Given instruction: Find every line below that contains the word "Media" and copy it out.

Recorded data:

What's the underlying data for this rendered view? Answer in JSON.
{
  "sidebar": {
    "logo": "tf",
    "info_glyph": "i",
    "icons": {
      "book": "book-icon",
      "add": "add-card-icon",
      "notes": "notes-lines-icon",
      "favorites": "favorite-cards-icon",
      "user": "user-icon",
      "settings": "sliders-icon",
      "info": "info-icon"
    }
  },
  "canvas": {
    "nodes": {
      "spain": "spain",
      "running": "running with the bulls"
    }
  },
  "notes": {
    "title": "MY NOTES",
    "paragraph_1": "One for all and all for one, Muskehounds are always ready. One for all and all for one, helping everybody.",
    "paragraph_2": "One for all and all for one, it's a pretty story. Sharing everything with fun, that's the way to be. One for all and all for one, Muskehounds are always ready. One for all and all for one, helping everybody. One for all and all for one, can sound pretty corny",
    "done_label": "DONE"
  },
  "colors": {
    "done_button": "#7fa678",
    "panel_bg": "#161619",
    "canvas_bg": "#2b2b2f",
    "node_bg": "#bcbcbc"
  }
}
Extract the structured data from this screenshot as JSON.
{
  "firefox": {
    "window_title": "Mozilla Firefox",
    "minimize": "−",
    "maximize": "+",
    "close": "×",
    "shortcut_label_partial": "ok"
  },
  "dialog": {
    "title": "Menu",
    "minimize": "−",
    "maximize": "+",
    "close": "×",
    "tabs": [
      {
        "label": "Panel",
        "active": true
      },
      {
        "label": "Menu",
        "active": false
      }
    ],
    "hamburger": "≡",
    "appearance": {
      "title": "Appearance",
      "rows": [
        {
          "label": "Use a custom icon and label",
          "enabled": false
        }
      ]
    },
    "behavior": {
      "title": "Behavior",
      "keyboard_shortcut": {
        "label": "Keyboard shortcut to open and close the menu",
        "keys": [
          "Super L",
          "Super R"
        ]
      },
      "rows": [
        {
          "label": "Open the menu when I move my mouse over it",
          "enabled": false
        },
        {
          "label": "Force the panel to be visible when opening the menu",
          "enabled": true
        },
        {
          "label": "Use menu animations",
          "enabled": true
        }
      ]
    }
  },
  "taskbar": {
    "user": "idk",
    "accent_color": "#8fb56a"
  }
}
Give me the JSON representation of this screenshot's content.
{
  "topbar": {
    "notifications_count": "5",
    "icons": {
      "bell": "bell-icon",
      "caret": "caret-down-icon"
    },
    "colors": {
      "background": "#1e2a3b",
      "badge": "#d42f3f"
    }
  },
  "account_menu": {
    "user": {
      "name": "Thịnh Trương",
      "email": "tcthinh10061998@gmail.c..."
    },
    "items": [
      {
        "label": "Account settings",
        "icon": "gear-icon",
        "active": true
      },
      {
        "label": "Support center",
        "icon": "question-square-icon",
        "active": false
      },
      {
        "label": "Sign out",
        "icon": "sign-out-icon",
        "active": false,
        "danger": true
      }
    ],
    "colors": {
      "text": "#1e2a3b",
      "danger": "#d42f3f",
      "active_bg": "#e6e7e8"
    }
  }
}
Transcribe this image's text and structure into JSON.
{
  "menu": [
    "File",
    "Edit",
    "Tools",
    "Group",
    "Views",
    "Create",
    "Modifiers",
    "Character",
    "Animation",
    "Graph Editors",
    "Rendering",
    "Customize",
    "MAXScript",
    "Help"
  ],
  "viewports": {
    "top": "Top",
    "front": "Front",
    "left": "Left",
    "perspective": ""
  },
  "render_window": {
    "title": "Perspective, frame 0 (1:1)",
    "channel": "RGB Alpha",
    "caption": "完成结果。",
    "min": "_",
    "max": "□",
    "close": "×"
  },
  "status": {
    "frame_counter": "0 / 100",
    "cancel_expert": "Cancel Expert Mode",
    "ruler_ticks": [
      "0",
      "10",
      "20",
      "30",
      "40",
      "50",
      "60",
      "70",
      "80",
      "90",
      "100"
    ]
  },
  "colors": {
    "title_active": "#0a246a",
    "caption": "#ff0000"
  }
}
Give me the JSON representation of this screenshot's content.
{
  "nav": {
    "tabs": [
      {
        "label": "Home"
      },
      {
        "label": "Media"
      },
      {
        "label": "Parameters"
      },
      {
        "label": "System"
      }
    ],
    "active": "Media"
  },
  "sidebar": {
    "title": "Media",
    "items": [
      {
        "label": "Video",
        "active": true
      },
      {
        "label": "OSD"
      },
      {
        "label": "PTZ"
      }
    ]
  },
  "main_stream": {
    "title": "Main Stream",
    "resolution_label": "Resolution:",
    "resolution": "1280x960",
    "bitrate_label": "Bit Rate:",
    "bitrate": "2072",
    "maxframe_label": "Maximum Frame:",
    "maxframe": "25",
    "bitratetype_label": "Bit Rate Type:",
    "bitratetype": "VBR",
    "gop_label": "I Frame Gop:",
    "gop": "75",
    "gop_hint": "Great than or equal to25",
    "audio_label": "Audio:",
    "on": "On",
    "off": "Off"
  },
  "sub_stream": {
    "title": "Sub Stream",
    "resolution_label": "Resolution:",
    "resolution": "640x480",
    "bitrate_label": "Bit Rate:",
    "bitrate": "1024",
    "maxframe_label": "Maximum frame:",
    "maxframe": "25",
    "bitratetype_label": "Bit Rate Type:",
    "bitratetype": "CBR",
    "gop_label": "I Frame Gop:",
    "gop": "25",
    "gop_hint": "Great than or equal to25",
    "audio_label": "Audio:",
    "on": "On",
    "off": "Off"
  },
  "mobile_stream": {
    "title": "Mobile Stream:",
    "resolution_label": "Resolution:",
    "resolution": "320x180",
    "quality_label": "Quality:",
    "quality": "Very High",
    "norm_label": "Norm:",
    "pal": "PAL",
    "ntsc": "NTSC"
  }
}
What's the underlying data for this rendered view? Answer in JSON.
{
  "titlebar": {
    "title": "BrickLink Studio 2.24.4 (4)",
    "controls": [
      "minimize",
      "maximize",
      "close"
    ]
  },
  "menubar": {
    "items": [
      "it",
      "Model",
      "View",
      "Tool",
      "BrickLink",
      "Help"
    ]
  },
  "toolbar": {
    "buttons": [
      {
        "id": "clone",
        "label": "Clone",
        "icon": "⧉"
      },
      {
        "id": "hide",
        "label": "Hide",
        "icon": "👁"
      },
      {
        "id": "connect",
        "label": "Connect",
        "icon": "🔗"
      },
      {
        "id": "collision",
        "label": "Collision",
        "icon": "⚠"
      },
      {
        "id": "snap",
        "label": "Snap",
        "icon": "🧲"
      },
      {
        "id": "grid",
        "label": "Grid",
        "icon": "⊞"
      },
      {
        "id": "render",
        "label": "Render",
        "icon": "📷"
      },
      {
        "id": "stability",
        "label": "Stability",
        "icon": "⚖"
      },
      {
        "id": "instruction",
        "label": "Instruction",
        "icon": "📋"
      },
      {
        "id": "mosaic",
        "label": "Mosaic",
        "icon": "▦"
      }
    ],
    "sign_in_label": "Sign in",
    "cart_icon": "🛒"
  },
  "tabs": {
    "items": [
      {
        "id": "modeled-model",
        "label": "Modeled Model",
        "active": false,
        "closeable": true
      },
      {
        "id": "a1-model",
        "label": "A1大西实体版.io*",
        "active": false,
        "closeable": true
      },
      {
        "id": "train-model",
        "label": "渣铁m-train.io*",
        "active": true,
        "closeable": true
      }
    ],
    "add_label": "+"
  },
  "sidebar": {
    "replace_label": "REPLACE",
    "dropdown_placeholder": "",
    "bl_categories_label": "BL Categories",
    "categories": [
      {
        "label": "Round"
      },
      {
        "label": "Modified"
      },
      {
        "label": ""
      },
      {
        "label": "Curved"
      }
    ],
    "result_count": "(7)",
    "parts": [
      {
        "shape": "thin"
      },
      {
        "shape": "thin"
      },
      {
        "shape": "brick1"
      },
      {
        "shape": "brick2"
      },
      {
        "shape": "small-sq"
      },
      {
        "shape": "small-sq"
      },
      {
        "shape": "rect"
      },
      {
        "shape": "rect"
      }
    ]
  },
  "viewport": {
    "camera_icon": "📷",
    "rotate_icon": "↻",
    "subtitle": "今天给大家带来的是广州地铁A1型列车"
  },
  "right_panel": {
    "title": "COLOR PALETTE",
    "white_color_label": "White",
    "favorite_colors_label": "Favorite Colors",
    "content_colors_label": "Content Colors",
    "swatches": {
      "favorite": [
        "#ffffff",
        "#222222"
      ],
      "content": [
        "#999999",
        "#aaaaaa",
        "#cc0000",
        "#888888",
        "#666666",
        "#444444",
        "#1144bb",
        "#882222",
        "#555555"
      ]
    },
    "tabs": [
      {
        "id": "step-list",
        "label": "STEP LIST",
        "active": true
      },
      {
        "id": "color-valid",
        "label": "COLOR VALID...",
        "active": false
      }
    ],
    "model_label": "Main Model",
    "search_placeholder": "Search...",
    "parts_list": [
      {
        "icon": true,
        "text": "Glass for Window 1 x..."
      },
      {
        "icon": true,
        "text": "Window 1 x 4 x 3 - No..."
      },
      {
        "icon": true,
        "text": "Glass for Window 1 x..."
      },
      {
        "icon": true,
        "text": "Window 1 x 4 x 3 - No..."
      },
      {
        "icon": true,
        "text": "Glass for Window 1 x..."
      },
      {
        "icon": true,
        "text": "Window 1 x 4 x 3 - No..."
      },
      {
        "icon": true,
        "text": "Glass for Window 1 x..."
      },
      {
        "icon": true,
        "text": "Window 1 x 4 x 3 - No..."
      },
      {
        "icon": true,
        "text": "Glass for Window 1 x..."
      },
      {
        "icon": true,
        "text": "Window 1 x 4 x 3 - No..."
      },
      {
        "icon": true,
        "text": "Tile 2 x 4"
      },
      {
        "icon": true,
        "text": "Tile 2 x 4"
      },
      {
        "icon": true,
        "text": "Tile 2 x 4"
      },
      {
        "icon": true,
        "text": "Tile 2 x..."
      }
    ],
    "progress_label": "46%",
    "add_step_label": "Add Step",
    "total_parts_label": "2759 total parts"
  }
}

The solution:
        "label": "Media"
    "active": "Media"
    "title": "Media",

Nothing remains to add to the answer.